### Exercise brief
Filter the records below and copy every line containing the word "senza".

### Raw data
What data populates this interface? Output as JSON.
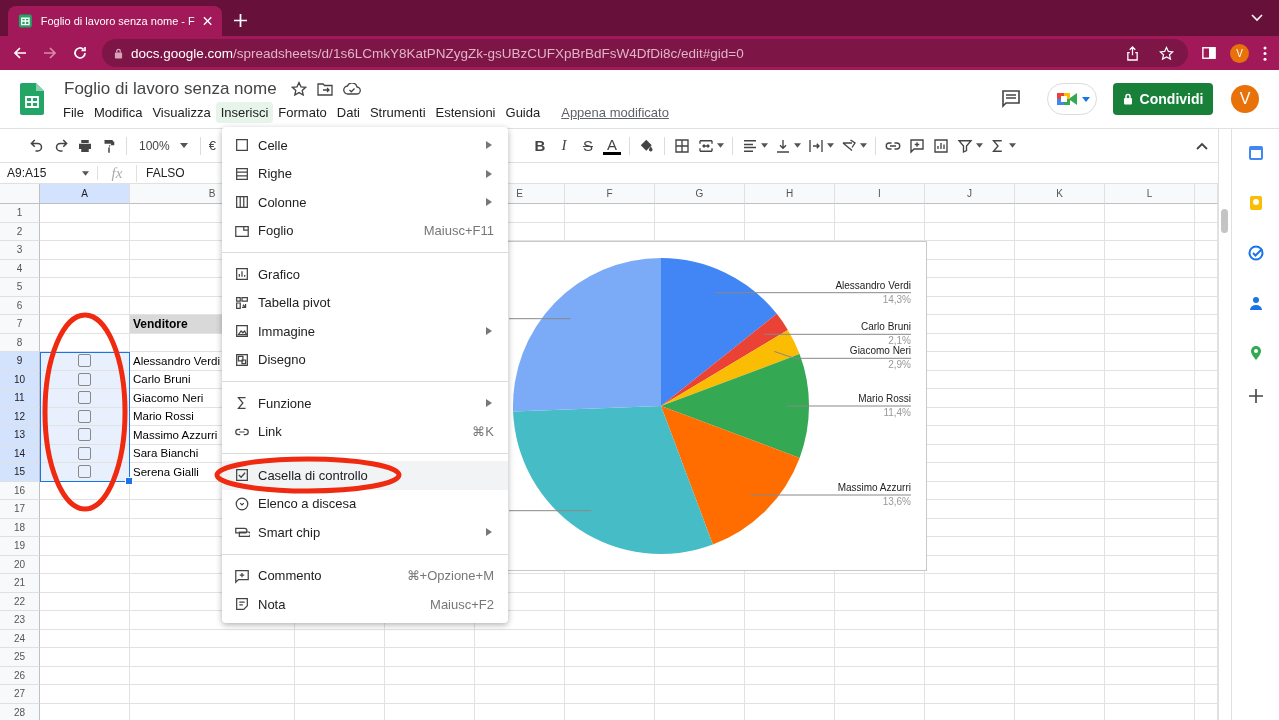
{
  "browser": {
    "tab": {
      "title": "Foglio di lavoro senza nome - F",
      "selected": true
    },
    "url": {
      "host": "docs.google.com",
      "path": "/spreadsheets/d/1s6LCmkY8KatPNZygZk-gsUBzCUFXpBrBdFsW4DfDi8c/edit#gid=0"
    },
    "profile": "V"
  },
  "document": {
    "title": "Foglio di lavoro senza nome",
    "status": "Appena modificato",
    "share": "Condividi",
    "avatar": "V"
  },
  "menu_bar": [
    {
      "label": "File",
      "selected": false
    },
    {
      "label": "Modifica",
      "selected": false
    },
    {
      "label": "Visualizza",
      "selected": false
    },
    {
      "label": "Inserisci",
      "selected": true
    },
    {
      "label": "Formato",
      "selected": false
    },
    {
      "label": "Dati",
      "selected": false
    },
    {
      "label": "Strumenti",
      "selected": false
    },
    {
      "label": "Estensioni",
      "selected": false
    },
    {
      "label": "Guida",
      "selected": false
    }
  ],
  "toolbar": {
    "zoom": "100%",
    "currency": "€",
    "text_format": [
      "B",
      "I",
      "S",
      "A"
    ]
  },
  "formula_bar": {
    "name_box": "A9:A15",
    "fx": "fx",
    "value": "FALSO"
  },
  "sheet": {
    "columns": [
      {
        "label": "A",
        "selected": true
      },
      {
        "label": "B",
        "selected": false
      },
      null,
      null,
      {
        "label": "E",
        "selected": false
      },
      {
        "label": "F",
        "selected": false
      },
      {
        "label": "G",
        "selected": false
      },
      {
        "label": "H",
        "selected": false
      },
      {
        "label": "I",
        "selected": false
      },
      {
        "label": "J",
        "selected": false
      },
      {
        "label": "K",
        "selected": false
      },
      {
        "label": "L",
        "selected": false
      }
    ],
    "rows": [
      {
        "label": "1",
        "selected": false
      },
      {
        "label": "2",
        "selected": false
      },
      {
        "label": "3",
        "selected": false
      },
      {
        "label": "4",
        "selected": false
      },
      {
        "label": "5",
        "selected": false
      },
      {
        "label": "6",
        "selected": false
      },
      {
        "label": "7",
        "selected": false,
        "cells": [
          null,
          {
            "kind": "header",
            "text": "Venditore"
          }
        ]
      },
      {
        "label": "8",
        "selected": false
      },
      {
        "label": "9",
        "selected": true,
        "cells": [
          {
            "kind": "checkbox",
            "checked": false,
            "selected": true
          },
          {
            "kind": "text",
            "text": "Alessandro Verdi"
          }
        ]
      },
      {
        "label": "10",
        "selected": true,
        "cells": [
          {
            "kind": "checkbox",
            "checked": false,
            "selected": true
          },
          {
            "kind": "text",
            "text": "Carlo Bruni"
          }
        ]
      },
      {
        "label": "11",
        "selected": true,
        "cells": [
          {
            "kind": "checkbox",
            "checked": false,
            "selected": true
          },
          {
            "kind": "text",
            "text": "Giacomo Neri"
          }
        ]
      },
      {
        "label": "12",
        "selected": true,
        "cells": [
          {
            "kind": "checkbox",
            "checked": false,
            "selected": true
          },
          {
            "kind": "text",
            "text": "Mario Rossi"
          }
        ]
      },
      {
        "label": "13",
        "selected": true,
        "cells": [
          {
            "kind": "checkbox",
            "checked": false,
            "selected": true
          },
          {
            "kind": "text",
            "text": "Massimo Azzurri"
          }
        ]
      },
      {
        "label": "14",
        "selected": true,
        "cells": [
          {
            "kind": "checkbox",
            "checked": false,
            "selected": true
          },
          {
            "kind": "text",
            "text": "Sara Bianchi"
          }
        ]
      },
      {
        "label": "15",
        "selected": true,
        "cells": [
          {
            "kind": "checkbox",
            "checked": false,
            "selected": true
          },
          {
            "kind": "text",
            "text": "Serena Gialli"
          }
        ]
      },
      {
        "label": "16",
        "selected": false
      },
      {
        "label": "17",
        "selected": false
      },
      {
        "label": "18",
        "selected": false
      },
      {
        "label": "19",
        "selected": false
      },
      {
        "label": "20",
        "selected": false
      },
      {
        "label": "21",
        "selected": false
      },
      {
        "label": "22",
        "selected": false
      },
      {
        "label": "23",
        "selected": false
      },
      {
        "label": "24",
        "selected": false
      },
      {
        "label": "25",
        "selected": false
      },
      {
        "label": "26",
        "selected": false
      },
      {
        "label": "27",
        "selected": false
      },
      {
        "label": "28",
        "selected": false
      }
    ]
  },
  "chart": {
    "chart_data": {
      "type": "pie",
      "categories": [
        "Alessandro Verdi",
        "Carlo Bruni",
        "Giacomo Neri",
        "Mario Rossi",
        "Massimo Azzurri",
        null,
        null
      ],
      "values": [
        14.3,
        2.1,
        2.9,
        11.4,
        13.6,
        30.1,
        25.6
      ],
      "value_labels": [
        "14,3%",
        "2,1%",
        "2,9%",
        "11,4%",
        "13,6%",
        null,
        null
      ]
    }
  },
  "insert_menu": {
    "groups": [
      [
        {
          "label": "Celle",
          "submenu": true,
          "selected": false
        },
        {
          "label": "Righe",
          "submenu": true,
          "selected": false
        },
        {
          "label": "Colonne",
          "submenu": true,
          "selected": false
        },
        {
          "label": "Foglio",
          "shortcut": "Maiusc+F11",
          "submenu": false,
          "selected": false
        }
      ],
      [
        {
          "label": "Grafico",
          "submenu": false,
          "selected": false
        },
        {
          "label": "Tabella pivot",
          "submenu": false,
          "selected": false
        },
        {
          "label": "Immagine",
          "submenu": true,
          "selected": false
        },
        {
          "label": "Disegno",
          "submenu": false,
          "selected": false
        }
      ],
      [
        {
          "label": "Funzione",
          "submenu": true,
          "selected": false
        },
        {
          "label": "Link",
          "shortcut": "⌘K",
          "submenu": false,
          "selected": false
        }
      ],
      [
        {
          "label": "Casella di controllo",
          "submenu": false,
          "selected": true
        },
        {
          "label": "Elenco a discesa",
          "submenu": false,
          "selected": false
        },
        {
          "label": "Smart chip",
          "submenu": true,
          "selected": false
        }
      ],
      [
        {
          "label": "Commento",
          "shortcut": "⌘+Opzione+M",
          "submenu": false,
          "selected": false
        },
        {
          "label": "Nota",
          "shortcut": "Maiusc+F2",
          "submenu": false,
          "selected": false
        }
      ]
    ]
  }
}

--

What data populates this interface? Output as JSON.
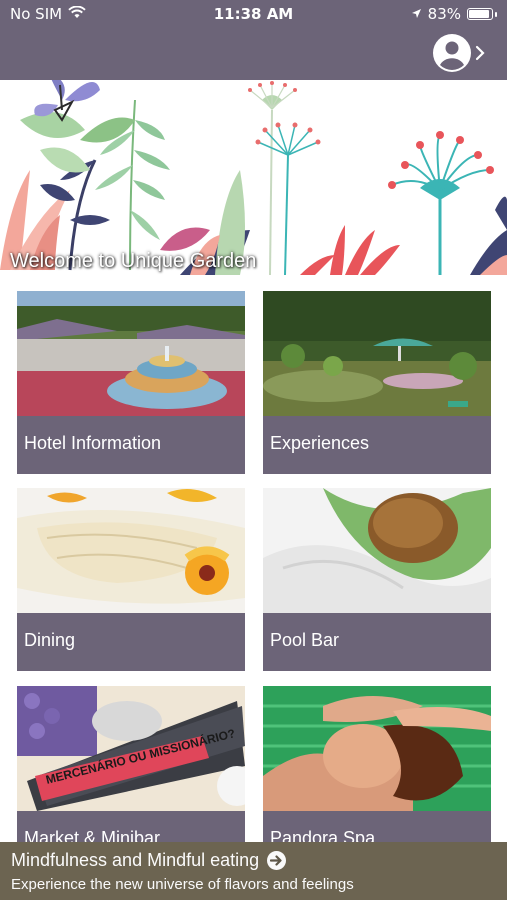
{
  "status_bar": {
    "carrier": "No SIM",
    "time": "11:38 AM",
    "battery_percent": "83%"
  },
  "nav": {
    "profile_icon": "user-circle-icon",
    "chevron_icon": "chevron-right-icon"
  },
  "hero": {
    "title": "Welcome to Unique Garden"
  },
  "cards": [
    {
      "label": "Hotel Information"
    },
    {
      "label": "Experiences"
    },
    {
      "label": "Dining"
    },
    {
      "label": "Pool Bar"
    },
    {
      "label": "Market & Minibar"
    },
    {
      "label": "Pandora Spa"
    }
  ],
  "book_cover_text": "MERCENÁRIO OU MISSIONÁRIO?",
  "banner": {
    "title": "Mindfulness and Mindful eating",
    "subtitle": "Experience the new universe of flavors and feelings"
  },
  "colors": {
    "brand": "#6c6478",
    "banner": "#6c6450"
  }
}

### The response
      "title": "Foglio di lavoro senza nome - F",
    "title": "Foglio di lavoro senza nome",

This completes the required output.